◆ Data for this task:

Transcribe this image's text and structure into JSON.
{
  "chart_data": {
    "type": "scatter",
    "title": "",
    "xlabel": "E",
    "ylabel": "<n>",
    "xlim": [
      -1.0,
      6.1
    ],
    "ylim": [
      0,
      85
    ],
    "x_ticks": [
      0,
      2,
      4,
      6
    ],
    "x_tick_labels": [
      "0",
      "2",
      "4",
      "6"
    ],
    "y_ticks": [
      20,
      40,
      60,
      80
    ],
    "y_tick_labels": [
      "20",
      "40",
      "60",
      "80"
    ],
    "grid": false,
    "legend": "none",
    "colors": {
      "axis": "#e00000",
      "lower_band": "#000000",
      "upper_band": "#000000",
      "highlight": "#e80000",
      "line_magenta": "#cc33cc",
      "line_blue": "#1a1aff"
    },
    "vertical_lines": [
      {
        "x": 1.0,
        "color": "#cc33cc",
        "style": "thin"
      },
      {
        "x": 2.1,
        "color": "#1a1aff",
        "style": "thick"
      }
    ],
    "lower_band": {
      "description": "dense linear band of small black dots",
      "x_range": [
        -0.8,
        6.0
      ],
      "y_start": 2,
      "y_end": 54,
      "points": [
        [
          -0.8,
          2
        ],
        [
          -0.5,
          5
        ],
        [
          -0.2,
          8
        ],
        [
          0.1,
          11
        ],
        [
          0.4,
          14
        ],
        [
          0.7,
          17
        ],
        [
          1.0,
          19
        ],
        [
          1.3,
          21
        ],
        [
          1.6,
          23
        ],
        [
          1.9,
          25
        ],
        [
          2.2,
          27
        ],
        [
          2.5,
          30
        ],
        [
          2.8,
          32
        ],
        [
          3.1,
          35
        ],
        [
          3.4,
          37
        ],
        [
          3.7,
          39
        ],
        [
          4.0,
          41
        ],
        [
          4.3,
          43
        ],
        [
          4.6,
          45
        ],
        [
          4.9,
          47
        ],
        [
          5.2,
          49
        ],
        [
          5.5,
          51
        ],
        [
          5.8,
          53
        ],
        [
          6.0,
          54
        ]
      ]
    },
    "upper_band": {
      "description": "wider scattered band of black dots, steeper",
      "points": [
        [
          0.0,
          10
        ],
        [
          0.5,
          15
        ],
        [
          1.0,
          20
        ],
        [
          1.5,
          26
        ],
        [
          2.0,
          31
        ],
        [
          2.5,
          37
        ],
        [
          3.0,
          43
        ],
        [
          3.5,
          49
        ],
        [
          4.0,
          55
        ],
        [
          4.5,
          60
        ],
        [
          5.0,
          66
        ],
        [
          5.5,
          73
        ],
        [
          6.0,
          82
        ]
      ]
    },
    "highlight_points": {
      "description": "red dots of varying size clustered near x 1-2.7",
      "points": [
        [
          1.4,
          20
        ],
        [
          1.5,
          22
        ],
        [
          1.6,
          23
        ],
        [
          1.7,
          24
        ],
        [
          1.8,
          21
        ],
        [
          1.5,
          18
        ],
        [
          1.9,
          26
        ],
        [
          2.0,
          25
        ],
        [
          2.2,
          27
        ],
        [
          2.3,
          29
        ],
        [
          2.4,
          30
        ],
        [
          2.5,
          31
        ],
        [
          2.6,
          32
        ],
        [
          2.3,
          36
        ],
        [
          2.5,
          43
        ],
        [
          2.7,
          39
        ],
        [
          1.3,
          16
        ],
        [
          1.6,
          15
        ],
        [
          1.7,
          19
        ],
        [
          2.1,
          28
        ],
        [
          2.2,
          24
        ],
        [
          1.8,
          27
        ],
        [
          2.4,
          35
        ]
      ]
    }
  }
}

◆ Task directions: Copy each line of the records above that carries the word "black".

◆ Complete answer:
      "description": "dense linear band of small black dots",
      "description": "wider scattered band of black dots, steeper",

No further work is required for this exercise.